■ Your objective:
Exclude the pictures and reproduce exactly the lines that run from the one holding "Parse this screenshot: output" to the end of the entries below.

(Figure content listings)
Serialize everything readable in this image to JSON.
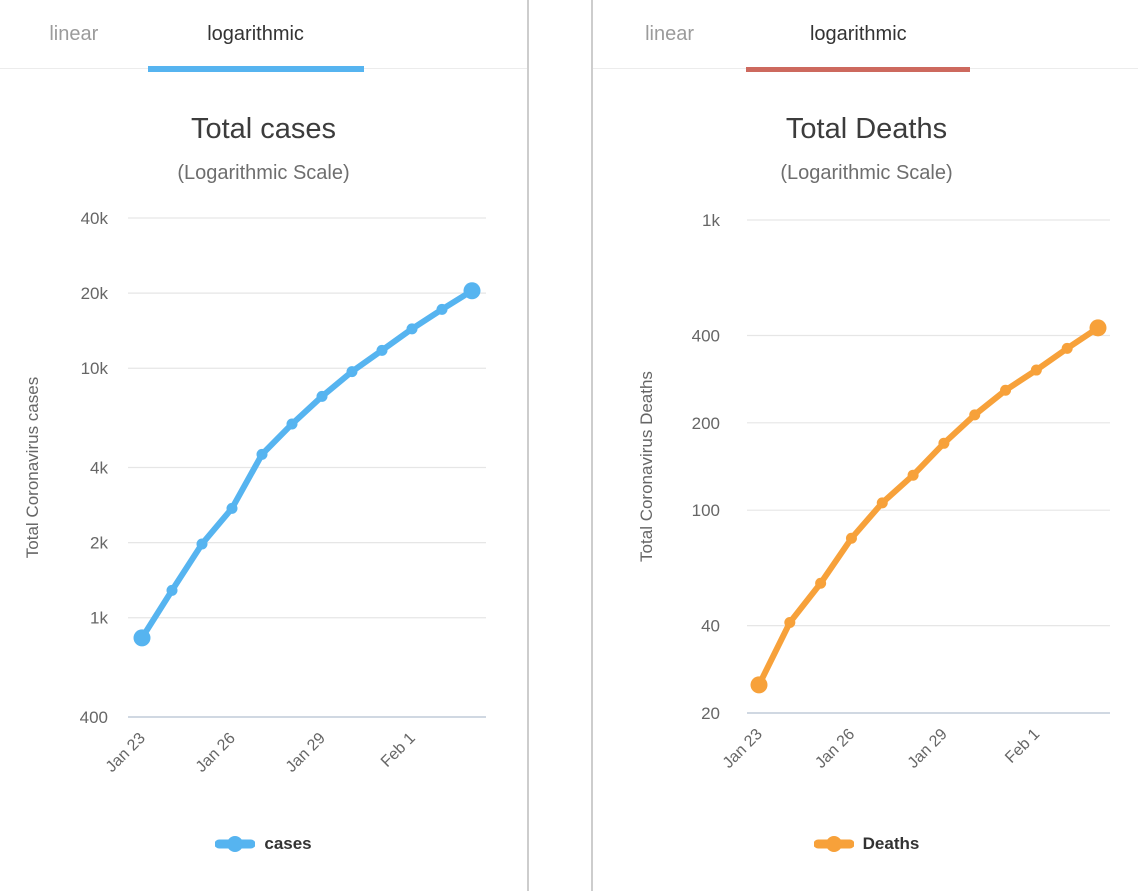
{
  "panels": [
    {
      "tabs": [
        {
          "label": "linear",
          "active": false
        },
        {
          "label": "logarithmic",
          "active": true
        }
      ],
      "accent": "#56b4f0"
    },
    {
      "tabs": [
        {
          "label": "linear",
          "active": false
        },
        {
          "label": "logarithmic",
          "active": true
        }
      ],
      "accent": "#cd695e"
    }
  ],
  "chart_data": [
    {
      "type": "line",
      "scale": "logarithmic",
      "title": "Total cases",
      "subtitle": "(Logarithmic Scale)",
      "ylabel": "Total Coronavirus cases",
      "x": [
        "Jan 23",
        "Jan 24",
        "Jan 25",
        "Jan 26",
        "Jan 27",
        "Jan 28",
        "Jan 29",
        "Jan 30",
        "Jan 31",
        "Feb 1",
        "Feb 2",
        "Feb 3"
      ],
      "x_tick_labels": [
        "Jan 23",
        "Jan 26",
        "Jan 29",
        "Feb 1"
      ],
      "y_ticks": [
        {
          "label": "40k",
          "value": 40000
        },
        {
          "label": "20k",
          "value": 20000
        },
        {
          "label": "10k",
          "value": 10000
        },
        {
          "label": "4k",
          "value": 4000
        },
        {
          "label": "2k",
          "value": 2000
        },
        {
          "label": "1k",
          "value": 1000
        },
        {
          "label": "400",
          "value": 400
        }
      ],
      "y_range": [
        400,
        40000
      ],
      "grid": "horizontal",
      "legend_position": "bottom",
      "series": [
        {
          "name": "cases",
          "color": "#56b4f0",
          "values": [
            830,
            1287,
            1975,
            2744,
            4515,
            5974,
            7711,
            9692,
            11791,
            14380,
            17205,
            20440
          ]
        }
      ]
    },
    {
      "type": "line",
      "scale": "logarithmic",
      "title": "Total Deaths",
      "subtitle": "(Logarithmic Scale)",
      "ylabel": "Total Coronavirus Deaths",
      "x": [
        "Jan 23",
        "Jan 24",
        "Jan 25",
        "Jan 26",
        "Jan 27",
        "Jan 28",
        "Jan 29",
        "Jan 30",
        "Jan 31",
        "Feb 1",
        "Feb 2",
        "Feb 3"
      ],
      "x_tick_labels": [
        "Jan 23",
        "Jan 26",
        "Jan 29",
        "Feb 1"
      ],
      "y_ticks": [
        {
          "label": "1k",
          "value": 1000
        },
        {
          "label": "400",
          "value": 400
        },
        {
          "label": "200",
          "value": 200
        },
        {
          "label": "100",
          "value": 100
        },
        {
          "label": "40",
          "value": 40
        },
        {
          "label": "20",
          "value": 20
        }
      ],
      "y_range": [
        20,
        1000
      ],
      "grid": "horizontal",
      "legend_position": "bottom",
      "series": [
        {
          "name": "Deaths",
          "color": "#f7a13a",
          "values": [
            25,
            41,
            56,
            80,
            106,
            132,
            170,
            213,
            259,
            304,
            361,
            425
          ]
        }
      ]
    }
  ]
}
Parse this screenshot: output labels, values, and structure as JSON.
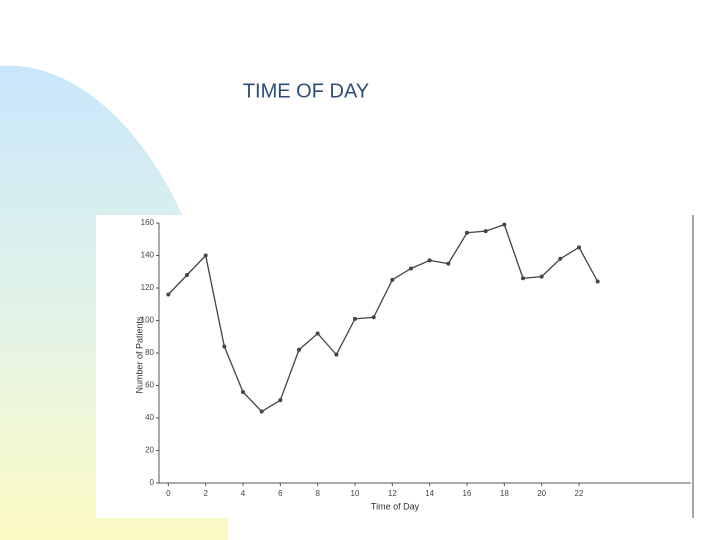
{
  "chart_data": {
    "type": "line",
    "title": "TIME OF DAY",
    "x_label": "Time of Day",
    "y_label": "Number of Patients",
    "x": [
      0,
      1,
      2,
      3,
      4,
      5,
      6,
      7,
      8,
      9,
      10,
      11,
      12,
      13,
      14,
      15,
      16,
      17,
      18,
      19,
      20,
      21,
      22,
      23
    ],
    "series": [
      {
        "name": "Patients",
        "color": "#444444",
        "values": [
          116,
          128,
          140,
          84,
          56,
          44,
          51,
          82,
          92,
          79,
          101,
          102,
          125,
          132,
          137,
          135,
          154,
          155,
          159,
          126,
          127,
          138,
          145,
          124
        ]
      }
    ],
    "xlim": [
      -0.5,
      28
    ],
    "xticks": [
      0,
      2,
      4,
      6,
      8,
      10,
      12,
      14,
      16,
      18,
      20,
      22
    ],
    "ylim": [
      0,
      160
    ],
    "yticks": [
      0,
      20,
      40,
      60,
      80,
      100,
      120,
      140,
      160
    ],
    "grid": false
  }
}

■ Solution for this problem:
Parse this screenshot: output labels, values, and structure as JSON.
{
  "chart_data": {
    "type": "line",
    "title": "TIME OF DAY",
    "x_label": "Time of Day",
    "y_label": "Number of Patients",
    "x": [
      0,
      1,
      2,
      3,
      4,
      5,
      6,
      7,
      8,
      9,
      10,
      11,
      12,
      13,
      14,
      15,
      16,
      17,
      18,
      19,
      20,
      21,
      22,
      23
    ],
    "series": [
      {
        "name": "Patients",
        "color": "#444444",
        "values": [
          116,
          128,
          140,
          84,
          56,
          44,
          51,
          82,
          92,
          79,
          101,
          102,
          125,
          132,
          137,
          135,
          154,
          155,
          159,
          126,
          127,
          138,
          145,
          124
        ]
      }
    ],
    "xlim": [
      -0.5,
      28
    ],
    "xticks": [
      0,
      2,
      4,
      6,
      8,
      10,
      12,
      14,
      16,
      18,
      20,
      22
    ],
    "ylim": [
      0,
      160
    ],
    "yticks": [
      0,
      20,
      40,
      60,
      80,
      100,
      120,
      140,
      160
    ],
    "grid": false
  }
}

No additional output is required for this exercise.